### WRITTEN EXERCISE
Repeat every line of the data exactly, but not the pictures.

### RECORDS SHOWN
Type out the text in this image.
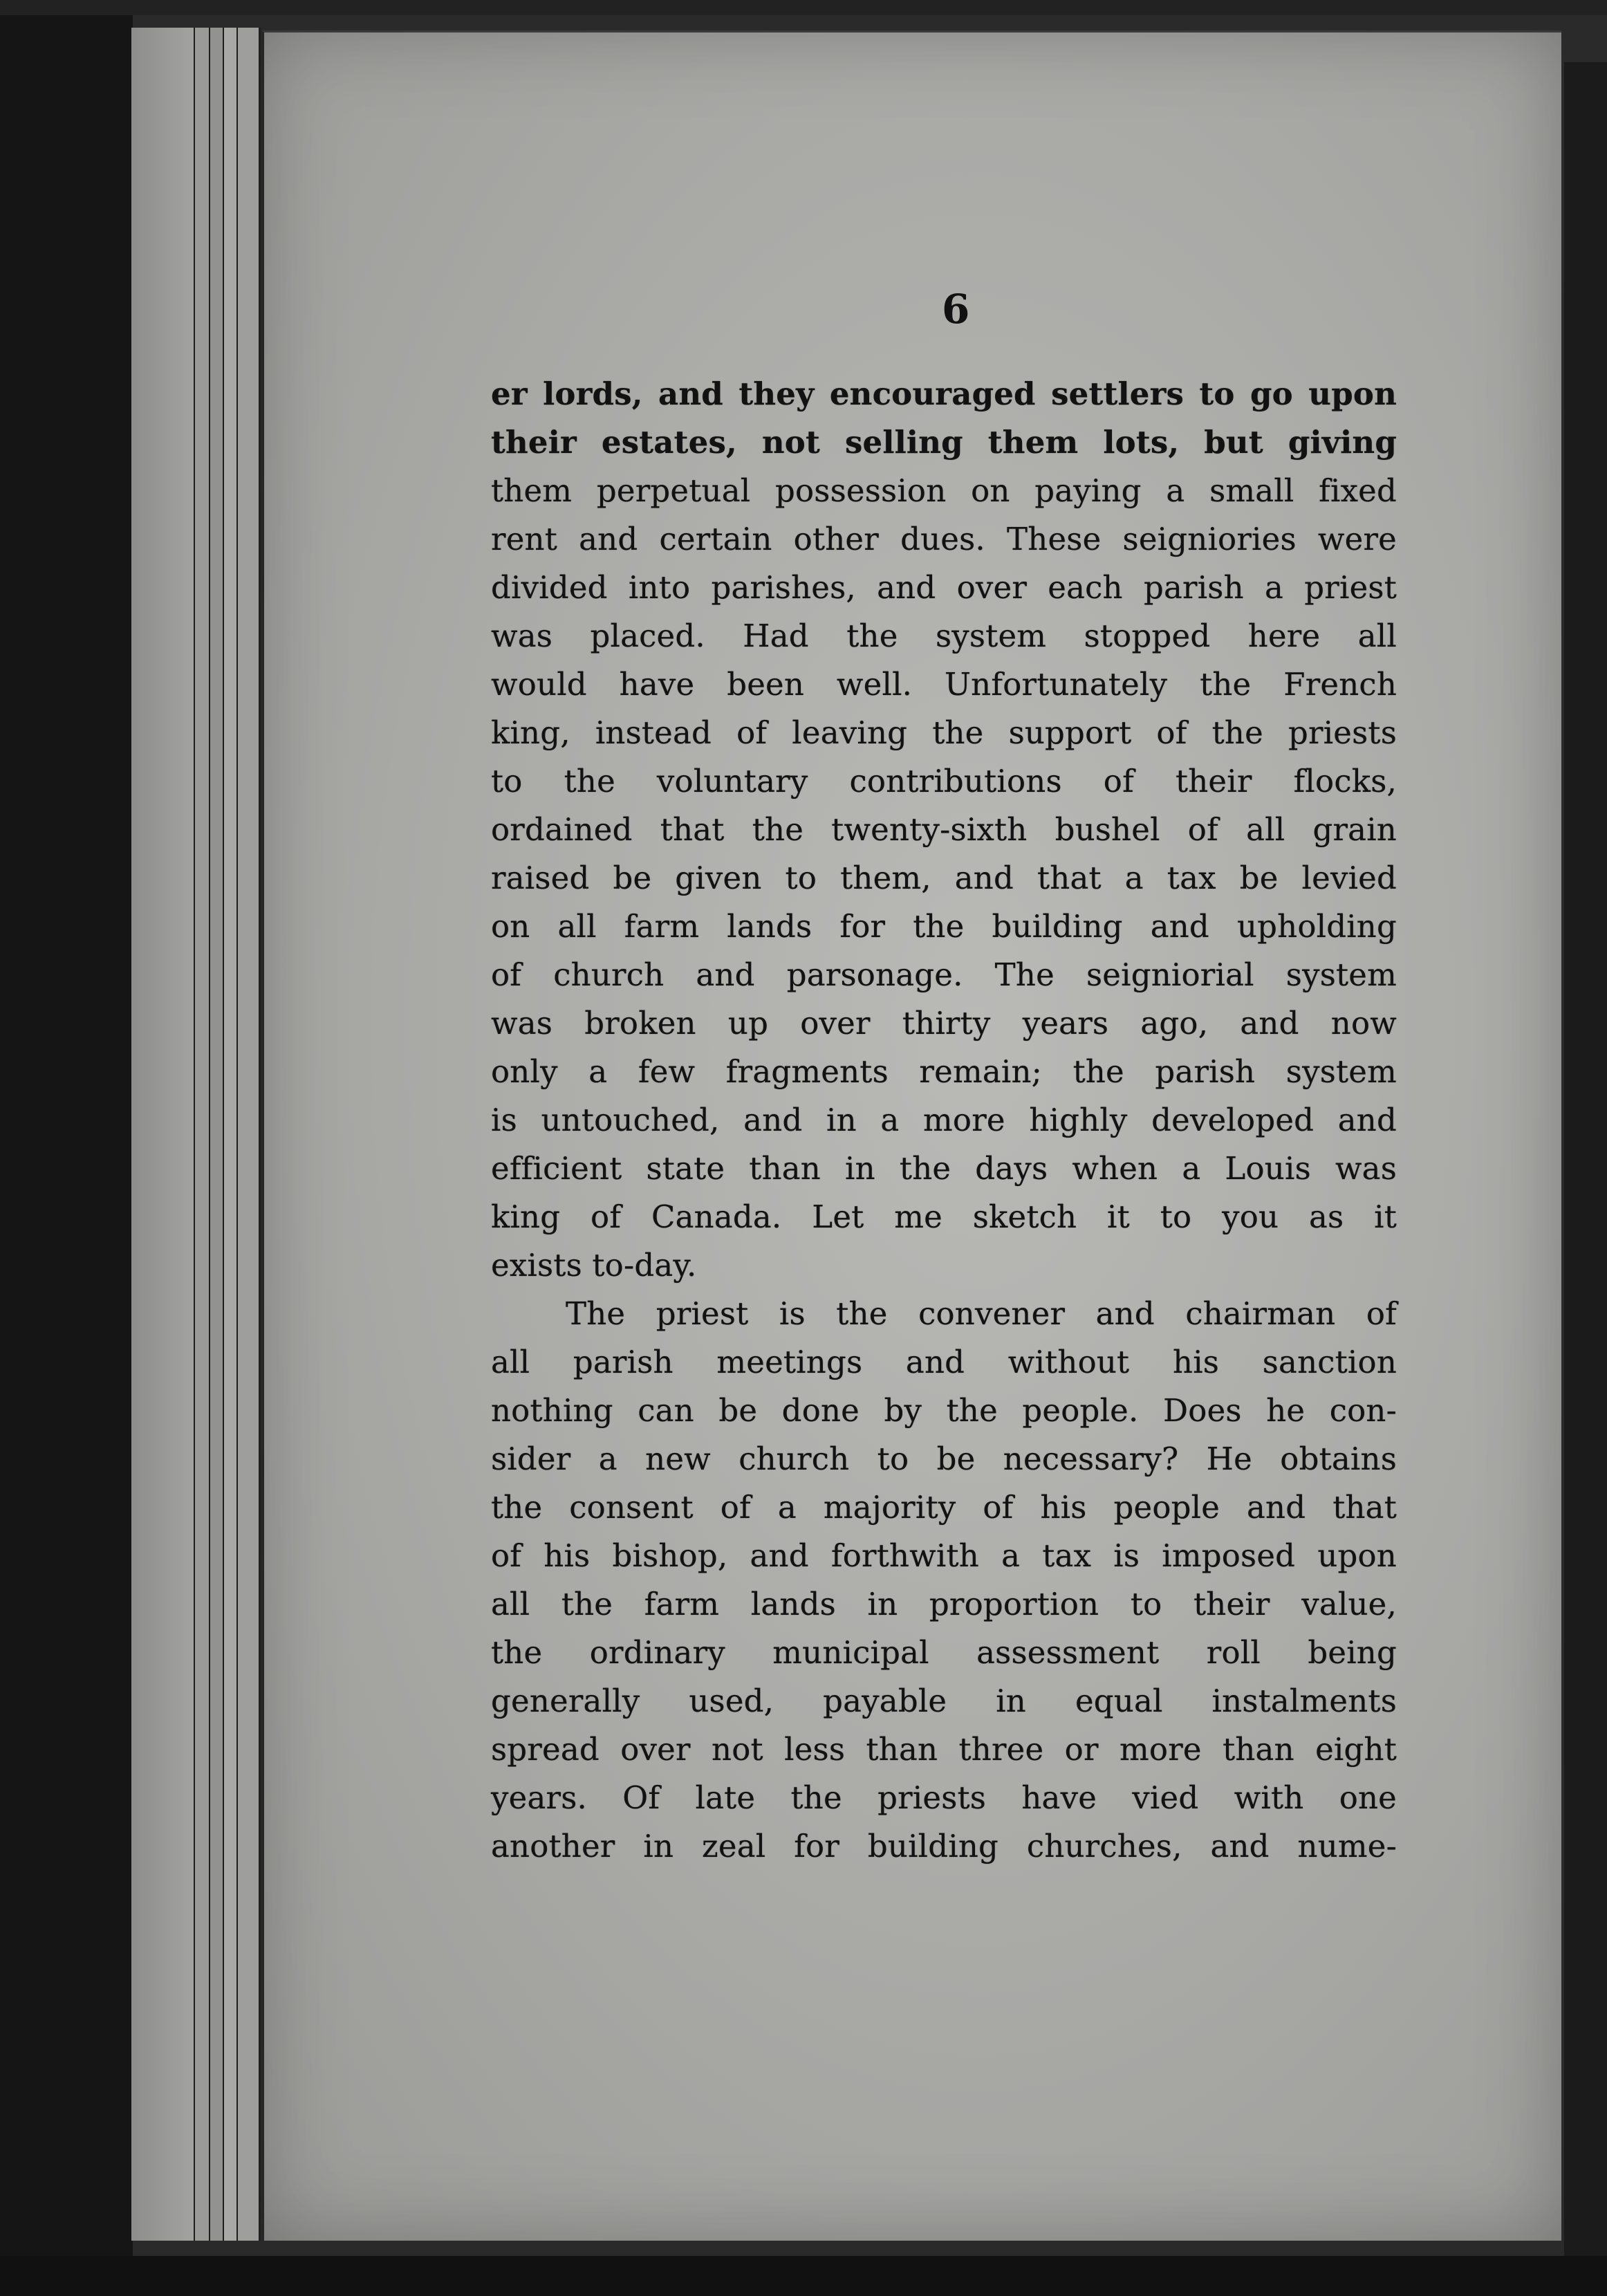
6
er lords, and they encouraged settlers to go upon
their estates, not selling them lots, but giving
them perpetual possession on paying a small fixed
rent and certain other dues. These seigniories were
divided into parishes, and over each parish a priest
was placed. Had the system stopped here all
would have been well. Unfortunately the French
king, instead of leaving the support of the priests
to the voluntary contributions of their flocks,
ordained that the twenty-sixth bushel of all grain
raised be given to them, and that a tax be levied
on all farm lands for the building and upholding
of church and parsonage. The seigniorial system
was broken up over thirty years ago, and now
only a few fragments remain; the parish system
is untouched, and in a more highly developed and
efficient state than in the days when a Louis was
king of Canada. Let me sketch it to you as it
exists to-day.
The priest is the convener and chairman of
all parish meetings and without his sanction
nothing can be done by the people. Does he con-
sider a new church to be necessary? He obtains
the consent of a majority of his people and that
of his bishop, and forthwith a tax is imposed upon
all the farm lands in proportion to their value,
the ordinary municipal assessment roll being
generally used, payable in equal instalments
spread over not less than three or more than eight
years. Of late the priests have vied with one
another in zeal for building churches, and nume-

### REPLY TO THE TASK
Type out the text in this image.
6
er lords, and they encouraged settlers to go upon
their estates, not selling them lots, but giving
them perpetual possession on paying a small fixed
rent and certain other dues. These seigniories were
divided into parishes, and over each parish a priest
was placed. Had the system stopped here all
would have been well. Unfortunately the French
king, instead of leaving the support of the priests
to the voluntary contributions of their flocks,
ordained that the twenty-sixth bushel of all grain
raised be given to them, and that a tax be levied
on all farm lands for the building and upholding
of church and parsonage. The seigniorial system
was broken up over thirty years ago, and now
only a few fragments remain; the parish system
is untouched, and in a more highly developed and
efficient state than in the days when a Louis was
king of Canada. Let me sketch it to you as it
exists to-day.
The priest is the convener and chairman of
all parish meetings and without his sanction
nothing can be done by the people. Does he con-
sider a new church to be necessary? He obtains
the consent of a majority of his people and that
of his bishop, and forthwith a tax is imposed upon
all the farm lands in proportion to their value,
the ordinary municipal assessment roll being
generally used, payable in equal instalments
spread over not less than three or more than eight
years. Of late the priests have vied with one
another in zeal for building churches, and nume-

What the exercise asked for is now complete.